Problem to work on: Go through the material below and copy each line where the word "title" appears.

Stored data
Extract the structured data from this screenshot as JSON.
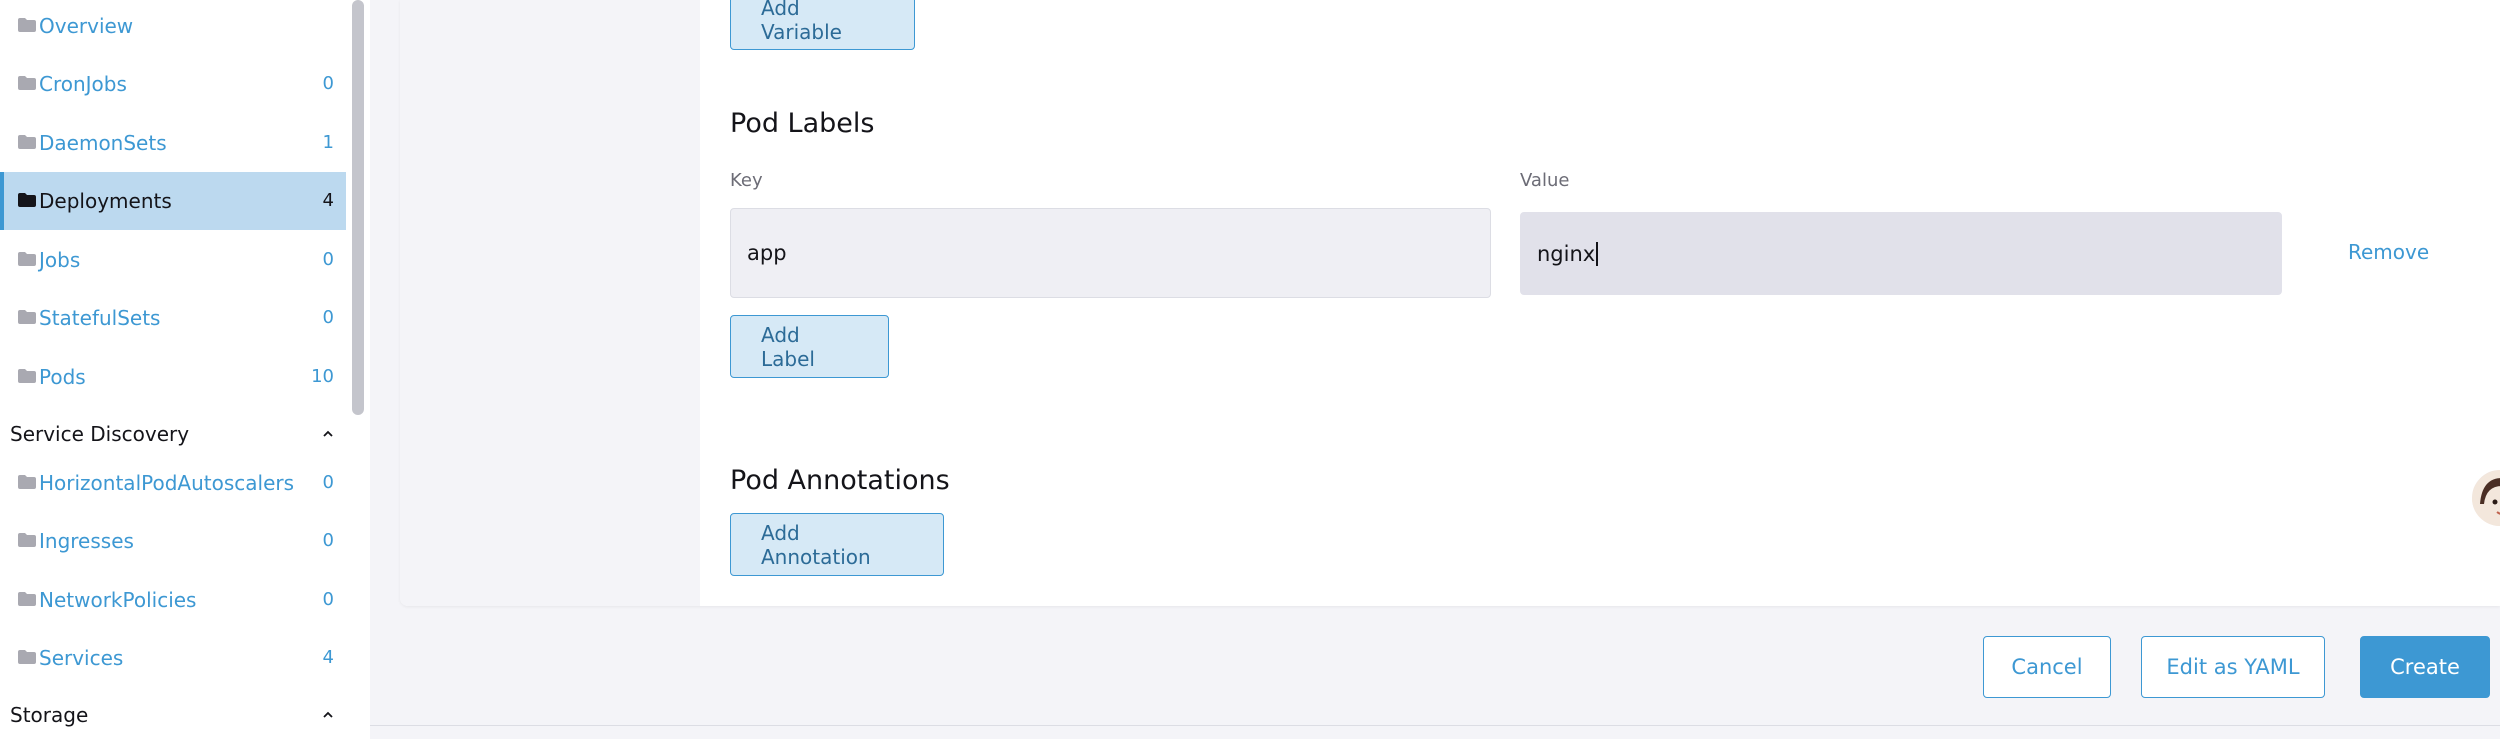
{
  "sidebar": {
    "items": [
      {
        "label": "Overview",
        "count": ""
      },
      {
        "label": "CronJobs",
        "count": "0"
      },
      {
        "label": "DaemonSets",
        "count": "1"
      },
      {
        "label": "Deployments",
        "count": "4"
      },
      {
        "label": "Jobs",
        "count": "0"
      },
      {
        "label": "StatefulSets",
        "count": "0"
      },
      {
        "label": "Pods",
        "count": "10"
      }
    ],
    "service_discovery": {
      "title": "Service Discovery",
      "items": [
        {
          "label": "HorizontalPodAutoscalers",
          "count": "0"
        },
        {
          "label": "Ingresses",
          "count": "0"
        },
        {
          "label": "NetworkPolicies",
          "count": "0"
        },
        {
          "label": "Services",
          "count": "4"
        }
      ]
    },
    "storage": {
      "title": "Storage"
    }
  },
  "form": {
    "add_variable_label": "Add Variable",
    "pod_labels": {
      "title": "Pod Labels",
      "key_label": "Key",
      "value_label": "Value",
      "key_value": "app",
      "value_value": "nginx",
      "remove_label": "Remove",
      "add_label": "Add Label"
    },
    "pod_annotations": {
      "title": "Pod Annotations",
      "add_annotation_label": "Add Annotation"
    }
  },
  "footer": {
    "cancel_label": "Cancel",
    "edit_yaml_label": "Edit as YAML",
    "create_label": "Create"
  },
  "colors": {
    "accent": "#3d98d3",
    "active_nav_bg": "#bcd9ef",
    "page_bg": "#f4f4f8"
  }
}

Task output:
      "title": "Service Discovery",
      "title": "Storage"
      "title": "Pod Labels",
      "title": "Pod Annotations",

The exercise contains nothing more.